■ Entries ■
%%

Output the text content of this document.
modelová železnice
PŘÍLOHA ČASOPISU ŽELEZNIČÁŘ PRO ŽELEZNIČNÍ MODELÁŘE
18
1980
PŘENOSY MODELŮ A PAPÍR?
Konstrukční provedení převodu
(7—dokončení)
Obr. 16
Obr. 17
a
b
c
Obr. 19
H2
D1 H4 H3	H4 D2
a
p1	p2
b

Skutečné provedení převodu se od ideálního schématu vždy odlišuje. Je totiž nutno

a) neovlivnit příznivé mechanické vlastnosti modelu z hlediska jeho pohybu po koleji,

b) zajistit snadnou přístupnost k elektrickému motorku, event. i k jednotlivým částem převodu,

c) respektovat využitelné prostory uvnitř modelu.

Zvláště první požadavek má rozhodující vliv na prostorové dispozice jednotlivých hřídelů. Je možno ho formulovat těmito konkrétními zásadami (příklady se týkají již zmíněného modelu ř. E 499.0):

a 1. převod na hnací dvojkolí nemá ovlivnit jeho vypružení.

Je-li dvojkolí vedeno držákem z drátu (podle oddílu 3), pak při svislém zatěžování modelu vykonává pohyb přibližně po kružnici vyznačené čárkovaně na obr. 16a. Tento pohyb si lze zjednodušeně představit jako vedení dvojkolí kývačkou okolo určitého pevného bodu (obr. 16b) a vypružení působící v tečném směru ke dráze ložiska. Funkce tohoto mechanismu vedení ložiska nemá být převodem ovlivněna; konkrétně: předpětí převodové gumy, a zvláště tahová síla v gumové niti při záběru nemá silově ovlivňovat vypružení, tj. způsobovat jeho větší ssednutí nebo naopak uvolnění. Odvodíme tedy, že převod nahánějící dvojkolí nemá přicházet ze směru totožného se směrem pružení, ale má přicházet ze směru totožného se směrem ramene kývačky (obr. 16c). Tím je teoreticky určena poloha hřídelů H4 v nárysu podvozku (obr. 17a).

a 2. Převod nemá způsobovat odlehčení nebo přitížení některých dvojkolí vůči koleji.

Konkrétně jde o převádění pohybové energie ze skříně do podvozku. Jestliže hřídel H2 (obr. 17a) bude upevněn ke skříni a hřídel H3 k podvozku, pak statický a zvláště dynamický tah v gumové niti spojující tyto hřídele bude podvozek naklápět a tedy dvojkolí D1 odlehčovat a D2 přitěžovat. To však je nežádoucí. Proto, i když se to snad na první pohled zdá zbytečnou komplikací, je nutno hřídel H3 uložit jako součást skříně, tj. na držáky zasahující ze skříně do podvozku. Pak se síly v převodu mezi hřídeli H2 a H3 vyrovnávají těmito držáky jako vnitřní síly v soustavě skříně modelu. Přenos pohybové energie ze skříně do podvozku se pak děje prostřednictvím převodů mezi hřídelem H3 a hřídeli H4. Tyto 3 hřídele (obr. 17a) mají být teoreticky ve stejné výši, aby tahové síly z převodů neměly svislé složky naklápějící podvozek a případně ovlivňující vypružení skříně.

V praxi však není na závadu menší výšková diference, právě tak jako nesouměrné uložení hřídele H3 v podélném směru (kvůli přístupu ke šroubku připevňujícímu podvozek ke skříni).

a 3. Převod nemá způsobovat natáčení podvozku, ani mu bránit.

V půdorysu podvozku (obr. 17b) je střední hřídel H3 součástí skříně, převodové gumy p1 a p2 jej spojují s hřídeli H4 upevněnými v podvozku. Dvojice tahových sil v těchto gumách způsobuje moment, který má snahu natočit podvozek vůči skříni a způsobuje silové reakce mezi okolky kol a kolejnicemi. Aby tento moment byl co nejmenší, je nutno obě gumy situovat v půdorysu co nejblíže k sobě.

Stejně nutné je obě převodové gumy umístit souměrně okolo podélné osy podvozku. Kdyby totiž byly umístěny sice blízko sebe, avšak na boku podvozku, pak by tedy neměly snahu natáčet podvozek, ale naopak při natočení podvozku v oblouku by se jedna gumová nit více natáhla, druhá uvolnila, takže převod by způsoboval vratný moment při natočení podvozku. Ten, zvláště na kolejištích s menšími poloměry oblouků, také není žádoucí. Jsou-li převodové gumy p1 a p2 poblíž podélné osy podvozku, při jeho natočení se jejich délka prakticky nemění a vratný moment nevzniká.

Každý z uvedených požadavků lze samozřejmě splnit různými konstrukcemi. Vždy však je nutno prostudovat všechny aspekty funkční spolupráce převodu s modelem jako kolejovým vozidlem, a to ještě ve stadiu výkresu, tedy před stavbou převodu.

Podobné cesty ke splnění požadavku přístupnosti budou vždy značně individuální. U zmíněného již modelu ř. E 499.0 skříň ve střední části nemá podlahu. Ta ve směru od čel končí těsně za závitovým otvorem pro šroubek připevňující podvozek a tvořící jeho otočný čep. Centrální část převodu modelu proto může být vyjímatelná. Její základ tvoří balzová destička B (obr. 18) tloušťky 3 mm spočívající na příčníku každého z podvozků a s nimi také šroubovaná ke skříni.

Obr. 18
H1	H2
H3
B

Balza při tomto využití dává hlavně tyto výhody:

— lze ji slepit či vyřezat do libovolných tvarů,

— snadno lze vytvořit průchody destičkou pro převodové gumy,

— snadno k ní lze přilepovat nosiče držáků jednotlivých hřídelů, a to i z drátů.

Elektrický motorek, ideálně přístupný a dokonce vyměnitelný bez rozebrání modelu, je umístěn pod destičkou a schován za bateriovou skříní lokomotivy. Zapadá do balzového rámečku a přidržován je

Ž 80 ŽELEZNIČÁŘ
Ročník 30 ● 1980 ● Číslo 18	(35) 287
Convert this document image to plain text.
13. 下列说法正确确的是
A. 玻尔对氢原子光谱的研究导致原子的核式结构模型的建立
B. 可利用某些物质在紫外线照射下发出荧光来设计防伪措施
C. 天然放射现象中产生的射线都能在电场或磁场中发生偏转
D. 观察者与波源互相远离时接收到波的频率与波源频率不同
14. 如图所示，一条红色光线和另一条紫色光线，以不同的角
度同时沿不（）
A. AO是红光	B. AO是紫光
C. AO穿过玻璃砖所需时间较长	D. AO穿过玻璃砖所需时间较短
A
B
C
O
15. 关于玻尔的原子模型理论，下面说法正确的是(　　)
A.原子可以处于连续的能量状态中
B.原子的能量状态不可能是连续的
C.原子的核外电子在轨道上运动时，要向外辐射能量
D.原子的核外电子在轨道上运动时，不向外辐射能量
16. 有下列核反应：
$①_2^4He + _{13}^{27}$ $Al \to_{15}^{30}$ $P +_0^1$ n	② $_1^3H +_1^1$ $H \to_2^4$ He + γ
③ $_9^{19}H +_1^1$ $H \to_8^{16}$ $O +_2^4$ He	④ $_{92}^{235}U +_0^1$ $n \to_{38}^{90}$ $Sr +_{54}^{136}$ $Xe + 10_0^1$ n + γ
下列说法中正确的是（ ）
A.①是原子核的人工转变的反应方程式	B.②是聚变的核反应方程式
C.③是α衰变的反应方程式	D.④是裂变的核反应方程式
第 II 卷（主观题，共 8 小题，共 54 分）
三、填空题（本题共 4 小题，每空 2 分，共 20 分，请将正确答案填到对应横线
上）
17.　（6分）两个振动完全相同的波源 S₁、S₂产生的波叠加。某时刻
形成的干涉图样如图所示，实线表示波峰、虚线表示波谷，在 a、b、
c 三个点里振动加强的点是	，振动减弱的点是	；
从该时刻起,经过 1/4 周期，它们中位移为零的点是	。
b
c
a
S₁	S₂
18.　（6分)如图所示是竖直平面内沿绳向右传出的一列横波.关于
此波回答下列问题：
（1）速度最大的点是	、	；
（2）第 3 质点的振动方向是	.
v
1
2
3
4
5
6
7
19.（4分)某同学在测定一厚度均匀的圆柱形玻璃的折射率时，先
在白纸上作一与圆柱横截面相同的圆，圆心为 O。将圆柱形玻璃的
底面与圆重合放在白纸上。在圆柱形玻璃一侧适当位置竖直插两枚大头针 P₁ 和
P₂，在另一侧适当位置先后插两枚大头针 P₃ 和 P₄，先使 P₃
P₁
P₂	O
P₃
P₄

%%

■ Aim of the exercise ■
Please retype, exactly as written, every line from the line containing "Convert this document image to plain text." through the last line of the records above, including both of those lines, and nothing else.

■ Task output ■
Convert this document image to plain text.
13. 下列说法正确确的是
A. 玻尔对氢原子光谱的研究导致原子的核式结构模型的建立
B. 可利用某些物质在紫外线照射下发出荧光来设计防伪措施
C. 天然放射现象中产生的射线都能在电场或磁场中发生偏转
D. 观察者与波源互相远离时接收到波的频率与波源频率不同
14. 如图所示，一条红色光线和另一条紫色光线，以不同的角
度同时沿不（）
A. AO是红光	B. AO是紫光
C. AO穿过玻璃砖所需时间较长	D. AO穿过玻璃砖所需时间较短
A
B
C
O
15. 关于玻尔的原子模型理论，下面说法正确的是(　　)
A.原子可以处于连续的能量状态中
B.原子的能量状态不可能是连续的
C.原子的核外电子在轨道上运动时，要向外辐射能量
D.原子的核外电子在轨道上运动时，不向外辐射能量
16. 有下列核反应：
$①_2^4He + _{13}^{27}$ $Al \to_{15}^{30}$ $P +_0^1$ n	② $_1^3H +_1^1$ $H \to_2^4$ He + γ
③ $_9^{19}H +_1^1$ $H \to_8^{16}$ $O +_2^4$ He	④ $_{92}^{235}U +_0^1$ $n \to_{38}^{90}$ $Sr +_{54}^{136}$ $Xe + 10_0^1$ n + γ
下列说法中正确的是（ ）
A.①是原子核的人工转变的反应方程式	B.②是聚变的核反应方程式
C.③是α衰变的反应方程式	D.④是裂变的核反应方程式
第 II 卷（主观题，共 8 小题，共 54 分）
三、填空题（本题共 4 小题，每空 2 分，共 20 分，请将正确答案填到对应横线
上）
17.　（6分）两个振动完全相同的波源 S₁、S₂产生的波叠加。某时刻
形成的干涉图样如图所示，实线表示波峰、虚线表示波谷，在 a、b、
c 三个点里振动加强的点是	，振动减弱的点是	；
从该时刻起,经过 1/4 周期，它们中位移为零的点是	。
b
c
a
S₁	S₂
18.　（6分)如图所示是竖直平面内沿绳向右传出的一列横波.关于
此波回答下列问题：
（1）速度最大的点是	、	；
（2）第 3 质点的振动方向是	.
v
1
2
3
4
5
6
7
19.（4分)某同学在测定一厚度均匀的圆柱形玻璃的折射率时，先
在白纸上作一与圆柱横截面相同的圆，圆心为 O。将圆柱形玻璃的
底面与圆重合放在白纸上。在圆柱形玻璃一侧适当位置竖直插两枚大头针 P₁ 和
P₂，在另一侧适当位置先后插两枚大头针 P₃ 和 P₄，先使 P₃
P₁
P₂	O
P₃
P₄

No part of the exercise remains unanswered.